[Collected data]
──────────

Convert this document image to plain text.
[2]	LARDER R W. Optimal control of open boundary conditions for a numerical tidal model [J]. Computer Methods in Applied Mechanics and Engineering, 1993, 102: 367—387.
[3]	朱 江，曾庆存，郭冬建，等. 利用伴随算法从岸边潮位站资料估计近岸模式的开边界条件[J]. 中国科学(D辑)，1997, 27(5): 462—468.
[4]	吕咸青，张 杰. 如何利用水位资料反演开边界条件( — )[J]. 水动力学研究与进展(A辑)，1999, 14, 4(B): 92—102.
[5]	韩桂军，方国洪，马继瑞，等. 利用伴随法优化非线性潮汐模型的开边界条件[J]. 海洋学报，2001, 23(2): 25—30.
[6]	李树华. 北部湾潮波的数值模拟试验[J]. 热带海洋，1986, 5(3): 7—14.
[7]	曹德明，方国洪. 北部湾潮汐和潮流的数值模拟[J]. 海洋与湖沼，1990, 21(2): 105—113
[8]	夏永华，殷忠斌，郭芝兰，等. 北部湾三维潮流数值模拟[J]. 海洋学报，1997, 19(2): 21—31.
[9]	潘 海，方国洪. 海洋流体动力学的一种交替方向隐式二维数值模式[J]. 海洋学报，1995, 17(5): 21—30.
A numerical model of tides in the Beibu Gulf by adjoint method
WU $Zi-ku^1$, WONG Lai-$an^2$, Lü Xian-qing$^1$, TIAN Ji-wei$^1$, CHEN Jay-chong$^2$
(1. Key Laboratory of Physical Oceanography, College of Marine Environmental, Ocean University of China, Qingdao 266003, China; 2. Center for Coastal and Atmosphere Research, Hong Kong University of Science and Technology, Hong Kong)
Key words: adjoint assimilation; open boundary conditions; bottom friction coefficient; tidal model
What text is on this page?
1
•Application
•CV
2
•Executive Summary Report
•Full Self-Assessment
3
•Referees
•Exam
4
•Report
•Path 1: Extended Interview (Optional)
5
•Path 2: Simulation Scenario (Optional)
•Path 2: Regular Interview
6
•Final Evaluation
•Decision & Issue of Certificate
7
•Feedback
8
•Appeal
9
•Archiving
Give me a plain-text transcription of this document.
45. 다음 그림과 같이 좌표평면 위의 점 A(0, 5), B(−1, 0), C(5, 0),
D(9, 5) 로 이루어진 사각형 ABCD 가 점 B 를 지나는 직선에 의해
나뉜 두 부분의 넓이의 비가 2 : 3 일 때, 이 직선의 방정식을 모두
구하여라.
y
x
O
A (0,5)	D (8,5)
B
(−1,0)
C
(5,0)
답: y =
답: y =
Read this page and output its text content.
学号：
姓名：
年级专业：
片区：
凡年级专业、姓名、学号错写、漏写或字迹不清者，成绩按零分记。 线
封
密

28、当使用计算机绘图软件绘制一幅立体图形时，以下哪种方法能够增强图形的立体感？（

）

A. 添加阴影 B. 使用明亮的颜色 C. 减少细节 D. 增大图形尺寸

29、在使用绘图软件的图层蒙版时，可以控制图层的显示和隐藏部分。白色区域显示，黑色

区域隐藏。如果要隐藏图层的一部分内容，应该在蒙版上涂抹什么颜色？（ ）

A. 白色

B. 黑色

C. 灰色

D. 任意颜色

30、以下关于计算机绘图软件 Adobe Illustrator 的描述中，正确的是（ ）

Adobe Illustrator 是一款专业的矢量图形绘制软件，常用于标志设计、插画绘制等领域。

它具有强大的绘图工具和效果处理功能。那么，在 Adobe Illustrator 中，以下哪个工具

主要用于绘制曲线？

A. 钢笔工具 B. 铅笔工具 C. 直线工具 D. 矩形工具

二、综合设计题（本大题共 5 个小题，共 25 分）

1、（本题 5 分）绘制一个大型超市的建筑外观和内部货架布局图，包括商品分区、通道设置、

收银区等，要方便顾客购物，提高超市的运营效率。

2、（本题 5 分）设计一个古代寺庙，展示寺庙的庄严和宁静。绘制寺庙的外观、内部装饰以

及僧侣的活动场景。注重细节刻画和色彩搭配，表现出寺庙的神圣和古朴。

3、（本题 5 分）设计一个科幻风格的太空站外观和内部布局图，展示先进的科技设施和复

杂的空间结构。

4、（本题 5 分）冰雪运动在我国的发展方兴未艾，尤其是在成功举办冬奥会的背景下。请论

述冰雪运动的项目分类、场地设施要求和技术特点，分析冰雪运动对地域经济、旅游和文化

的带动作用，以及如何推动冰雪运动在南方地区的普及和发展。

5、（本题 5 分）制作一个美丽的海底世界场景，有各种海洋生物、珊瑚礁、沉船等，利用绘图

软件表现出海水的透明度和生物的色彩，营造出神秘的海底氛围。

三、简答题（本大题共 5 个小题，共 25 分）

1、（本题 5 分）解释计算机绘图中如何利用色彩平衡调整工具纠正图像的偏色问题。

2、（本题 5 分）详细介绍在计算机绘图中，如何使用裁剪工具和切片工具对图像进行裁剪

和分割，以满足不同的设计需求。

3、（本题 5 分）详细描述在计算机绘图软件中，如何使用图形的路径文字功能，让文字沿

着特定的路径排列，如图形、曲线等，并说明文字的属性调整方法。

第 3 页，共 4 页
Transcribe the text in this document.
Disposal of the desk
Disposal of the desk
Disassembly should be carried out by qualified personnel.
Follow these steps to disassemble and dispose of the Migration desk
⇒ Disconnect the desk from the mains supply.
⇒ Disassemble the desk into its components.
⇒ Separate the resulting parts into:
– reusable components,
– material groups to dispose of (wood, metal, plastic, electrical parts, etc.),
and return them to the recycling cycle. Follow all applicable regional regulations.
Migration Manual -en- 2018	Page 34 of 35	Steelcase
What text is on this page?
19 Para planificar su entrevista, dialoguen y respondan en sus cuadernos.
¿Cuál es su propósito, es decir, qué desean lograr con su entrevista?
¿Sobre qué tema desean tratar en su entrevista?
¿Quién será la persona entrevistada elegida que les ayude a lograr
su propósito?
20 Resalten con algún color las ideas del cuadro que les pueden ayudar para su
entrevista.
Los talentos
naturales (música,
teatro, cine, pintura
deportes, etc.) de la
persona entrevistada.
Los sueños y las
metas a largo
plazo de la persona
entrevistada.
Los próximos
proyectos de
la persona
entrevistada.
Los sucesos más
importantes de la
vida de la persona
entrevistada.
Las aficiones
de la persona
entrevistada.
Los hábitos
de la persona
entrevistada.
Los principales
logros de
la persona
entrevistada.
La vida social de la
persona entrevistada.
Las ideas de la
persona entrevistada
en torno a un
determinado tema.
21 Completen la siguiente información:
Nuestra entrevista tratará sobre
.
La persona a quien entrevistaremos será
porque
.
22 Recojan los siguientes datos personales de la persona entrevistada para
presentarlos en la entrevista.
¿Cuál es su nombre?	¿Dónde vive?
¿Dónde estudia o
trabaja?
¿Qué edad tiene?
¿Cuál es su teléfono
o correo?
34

──────────

● **Exercise description**:
For the listing above, identify each line bearing "text".

● **Exercise response**:
Convert this document image to plain text.
What text is on this page?
Give me a plain-text transcription of this document.
Read this page and output its text content.
Transcribe the text in this document.
What text is on this page?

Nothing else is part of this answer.